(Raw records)
* Start *

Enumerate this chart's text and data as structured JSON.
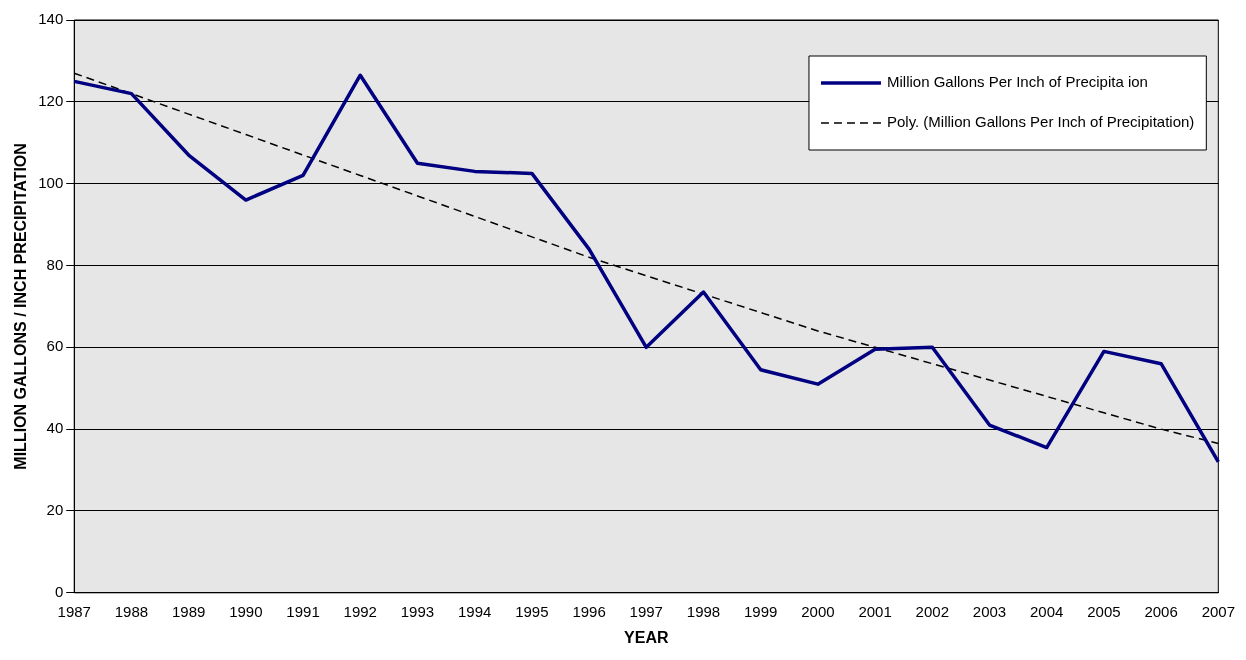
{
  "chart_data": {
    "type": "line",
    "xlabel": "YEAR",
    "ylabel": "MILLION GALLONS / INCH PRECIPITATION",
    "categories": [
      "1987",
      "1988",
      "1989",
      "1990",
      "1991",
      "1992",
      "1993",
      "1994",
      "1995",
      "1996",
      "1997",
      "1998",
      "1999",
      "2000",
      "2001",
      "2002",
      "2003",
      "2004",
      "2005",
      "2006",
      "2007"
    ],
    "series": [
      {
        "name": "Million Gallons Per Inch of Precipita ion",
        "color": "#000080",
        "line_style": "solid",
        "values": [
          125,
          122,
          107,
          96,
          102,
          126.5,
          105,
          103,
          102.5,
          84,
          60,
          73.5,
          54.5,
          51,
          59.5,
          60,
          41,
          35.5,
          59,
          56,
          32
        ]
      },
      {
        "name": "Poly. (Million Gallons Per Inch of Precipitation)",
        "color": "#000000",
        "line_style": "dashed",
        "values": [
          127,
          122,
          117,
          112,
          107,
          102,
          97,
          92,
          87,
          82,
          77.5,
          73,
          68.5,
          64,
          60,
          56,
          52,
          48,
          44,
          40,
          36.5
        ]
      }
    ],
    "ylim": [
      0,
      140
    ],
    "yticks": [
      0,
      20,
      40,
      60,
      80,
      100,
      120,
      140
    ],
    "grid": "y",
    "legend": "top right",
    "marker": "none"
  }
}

* End *
* Start *

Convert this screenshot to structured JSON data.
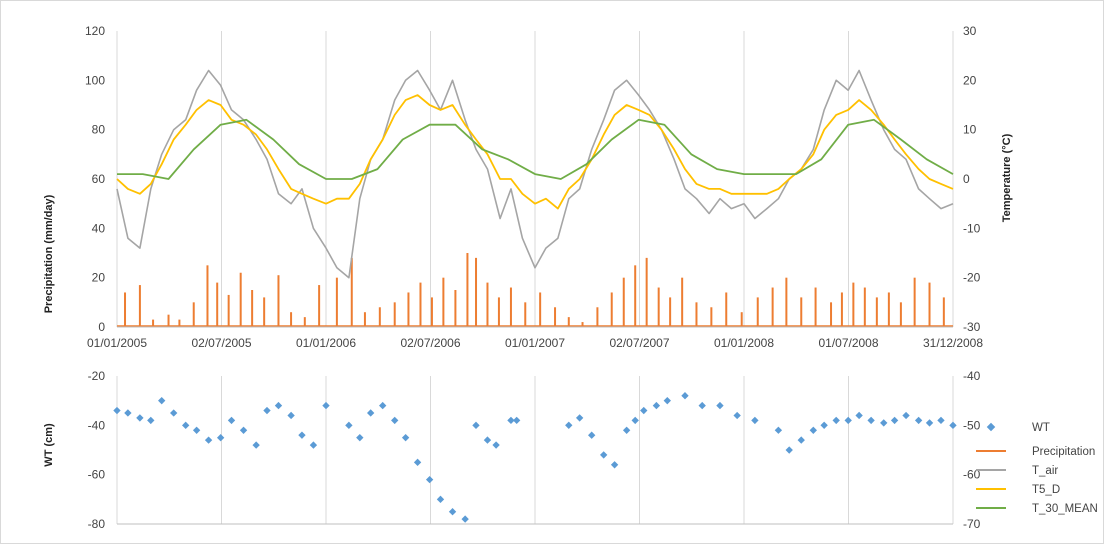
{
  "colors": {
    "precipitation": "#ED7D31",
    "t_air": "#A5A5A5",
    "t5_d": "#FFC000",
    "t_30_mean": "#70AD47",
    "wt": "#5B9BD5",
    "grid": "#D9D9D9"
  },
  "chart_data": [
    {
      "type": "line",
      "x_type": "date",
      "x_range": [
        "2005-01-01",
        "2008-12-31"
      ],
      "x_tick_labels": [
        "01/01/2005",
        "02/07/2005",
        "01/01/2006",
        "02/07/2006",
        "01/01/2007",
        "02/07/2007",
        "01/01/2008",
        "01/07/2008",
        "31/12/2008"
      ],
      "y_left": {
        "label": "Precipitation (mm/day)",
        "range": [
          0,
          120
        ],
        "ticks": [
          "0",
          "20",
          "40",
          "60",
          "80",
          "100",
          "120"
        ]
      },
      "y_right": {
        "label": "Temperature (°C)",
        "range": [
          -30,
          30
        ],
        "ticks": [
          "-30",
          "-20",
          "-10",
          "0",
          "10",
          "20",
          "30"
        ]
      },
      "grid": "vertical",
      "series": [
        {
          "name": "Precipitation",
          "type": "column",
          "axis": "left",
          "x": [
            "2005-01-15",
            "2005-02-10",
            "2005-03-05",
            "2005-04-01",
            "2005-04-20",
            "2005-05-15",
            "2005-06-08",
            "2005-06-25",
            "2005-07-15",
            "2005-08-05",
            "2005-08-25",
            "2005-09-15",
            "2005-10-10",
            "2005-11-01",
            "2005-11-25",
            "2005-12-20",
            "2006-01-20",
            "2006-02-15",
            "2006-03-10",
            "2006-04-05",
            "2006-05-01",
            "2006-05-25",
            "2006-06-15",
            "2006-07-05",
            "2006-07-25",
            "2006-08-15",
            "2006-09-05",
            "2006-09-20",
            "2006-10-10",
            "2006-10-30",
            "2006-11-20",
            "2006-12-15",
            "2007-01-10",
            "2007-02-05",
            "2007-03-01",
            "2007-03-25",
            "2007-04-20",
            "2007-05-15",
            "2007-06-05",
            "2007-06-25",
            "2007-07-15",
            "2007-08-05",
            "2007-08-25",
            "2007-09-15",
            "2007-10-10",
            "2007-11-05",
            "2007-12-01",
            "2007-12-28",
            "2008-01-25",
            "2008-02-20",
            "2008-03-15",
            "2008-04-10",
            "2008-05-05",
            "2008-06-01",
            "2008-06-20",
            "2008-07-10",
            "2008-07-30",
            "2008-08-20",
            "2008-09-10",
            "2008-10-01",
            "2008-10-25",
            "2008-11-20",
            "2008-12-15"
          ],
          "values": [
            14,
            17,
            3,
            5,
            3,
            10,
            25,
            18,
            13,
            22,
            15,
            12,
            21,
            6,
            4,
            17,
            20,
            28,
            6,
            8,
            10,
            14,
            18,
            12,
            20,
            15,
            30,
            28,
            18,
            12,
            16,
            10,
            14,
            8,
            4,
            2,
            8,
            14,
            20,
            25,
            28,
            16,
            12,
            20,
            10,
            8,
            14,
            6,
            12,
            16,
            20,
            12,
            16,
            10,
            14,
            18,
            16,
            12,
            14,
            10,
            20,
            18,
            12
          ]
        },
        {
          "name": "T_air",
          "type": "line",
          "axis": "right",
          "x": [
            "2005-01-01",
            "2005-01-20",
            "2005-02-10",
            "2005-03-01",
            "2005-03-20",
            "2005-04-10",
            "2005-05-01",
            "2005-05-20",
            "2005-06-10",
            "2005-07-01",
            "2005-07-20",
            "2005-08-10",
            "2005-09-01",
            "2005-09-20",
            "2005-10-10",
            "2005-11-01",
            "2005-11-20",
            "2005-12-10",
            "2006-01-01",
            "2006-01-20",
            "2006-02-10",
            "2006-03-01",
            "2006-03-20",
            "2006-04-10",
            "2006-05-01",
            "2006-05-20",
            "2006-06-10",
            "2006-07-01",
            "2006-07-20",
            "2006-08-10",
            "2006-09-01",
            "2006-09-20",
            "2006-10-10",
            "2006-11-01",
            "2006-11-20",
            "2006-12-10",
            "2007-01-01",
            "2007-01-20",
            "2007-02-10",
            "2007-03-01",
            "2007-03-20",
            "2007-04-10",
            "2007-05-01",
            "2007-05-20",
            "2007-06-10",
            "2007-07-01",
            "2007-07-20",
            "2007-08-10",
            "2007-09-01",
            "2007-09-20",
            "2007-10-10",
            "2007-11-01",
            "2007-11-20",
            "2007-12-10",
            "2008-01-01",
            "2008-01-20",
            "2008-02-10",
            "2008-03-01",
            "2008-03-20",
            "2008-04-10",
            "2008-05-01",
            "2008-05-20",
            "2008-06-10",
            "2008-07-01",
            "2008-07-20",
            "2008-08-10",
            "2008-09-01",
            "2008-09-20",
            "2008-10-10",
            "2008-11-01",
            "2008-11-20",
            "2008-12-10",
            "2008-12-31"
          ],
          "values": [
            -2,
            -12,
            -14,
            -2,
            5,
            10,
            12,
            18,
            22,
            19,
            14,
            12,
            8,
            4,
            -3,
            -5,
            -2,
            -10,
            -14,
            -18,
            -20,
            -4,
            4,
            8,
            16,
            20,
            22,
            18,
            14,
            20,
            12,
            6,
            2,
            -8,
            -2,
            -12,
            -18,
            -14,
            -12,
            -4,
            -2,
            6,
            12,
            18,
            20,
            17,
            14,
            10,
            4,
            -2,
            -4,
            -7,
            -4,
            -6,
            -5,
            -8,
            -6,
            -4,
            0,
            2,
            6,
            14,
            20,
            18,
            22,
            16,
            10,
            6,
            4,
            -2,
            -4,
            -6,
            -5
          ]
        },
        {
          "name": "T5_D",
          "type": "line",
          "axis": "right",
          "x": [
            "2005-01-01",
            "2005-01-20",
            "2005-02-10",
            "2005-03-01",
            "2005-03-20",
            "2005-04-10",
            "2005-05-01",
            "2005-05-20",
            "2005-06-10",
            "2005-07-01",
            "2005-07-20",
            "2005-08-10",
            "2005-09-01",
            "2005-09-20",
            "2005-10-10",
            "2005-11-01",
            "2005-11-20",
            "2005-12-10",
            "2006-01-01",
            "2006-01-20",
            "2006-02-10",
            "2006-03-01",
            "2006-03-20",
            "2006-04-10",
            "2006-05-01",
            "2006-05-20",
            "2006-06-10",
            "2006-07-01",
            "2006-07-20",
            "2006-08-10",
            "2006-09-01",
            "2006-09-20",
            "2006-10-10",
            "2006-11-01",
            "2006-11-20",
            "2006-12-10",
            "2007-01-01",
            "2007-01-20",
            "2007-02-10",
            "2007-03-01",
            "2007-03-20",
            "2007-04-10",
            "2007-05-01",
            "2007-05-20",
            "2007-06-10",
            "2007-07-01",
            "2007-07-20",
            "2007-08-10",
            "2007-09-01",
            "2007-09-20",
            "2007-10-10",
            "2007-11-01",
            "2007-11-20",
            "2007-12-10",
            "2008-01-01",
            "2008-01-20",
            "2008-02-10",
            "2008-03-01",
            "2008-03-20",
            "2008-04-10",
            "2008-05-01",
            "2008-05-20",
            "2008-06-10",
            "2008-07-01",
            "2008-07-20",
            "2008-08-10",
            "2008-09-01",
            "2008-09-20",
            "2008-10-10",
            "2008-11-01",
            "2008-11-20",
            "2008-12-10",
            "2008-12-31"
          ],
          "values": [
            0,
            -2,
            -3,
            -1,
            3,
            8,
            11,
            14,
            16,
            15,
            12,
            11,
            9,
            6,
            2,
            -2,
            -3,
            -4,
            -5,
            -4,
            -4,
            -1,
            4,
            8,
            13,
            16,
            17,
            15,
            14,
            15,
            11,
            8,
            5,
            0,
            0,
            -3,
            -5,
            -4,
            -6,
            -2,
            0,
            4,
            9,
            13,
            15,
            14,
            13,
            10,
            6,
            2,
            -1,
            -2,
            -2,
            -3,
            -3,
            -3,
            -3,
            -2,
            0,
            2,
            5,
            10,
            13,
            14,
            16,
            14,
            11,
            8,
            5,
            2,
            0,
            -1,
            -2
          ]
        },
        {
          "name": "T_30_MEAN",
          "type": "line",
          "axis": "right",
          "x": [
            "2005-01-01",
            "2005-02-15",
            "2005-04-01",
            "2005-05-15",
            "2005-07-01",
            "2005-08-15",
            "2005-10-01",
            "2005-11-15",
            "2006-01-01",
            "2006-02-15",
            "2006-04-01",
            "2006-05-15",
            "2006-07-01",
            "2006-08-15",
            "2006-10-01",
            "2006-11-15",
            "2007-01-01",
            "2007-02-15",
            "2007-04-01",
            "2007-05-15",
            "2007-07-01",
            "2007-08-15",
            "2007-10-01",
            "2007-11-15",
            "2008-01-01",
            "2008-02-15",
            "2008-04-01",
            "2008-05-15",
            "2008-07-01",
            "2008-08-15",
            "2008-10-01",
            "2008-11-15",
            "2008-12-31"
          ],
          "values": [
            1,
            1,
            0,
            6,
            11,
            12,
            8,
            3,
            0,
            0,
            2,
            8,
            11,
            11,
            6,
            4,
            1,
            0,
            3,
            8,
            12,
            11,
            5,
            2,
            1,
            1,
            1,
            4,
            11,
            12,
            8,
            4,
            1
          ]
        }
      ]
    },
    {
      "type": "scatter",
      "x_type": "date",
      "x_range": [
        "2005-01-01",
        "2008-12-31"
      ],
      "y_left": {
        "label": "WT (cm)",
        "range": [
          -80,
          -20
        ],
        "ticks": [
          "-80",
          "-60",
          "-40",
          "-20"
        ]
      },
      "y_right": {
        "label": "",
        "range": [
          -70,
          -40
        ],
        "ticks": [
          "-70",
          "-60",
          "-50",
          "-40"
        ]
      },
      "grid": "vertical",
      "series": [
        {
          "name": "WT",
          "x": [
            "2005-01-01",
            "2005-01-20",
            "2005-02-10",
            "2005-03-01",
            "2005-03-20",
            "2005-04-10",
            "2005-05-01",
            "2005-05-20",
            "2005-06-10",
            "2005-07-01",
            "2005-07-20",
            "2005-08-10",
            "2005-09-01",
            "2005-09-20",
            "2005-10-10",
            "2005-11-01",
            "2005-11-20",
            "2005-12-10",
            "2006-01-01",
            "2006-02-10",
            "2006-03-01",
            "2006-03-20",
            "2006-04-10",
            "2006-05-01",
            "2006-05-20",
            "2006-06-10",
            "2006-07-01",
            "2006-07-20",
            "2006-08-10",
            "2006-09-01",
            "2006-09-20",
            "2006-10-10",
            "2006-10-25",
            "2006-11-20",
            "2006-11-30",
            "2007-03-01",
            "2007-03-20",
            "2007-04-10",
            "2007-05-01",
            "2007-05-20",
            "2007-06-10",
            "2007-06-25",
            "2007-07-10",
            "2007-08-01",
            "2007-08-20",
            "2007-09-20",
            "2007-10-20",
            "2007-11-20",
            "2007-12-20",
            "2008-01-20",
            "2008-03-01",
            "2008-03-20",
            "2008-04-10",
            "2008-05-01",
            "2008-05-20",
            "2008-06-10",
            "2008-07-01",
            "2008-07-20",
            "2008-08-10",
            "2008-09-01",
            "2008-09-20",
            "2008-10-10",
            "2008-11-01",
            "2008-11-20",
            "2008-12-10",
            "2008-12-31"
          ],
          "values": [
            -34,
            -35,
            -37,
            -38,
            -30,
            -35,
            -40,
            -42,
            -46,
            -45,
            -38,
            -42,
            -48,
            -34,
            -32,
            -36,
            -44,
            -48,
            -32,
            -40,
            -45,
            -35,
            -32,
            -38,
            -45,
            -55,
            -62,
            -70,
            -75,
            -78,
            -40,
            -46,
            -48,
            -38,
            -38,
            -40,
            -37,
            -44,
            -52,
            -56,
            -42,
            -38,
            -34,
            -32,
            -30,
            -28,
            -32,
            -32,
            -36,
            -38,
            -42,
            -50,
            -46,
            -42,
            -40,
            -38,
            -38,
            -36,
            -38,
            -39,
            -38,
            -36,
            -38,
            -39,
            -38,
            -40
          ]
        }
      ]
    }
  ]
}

* End *

Each line that has the word "grid" should be copied.

● THE RESULT:
    "grid": "y",
    "grid": "#D9D9D9"
      "grid": "vertical",
      "grid": "vertical",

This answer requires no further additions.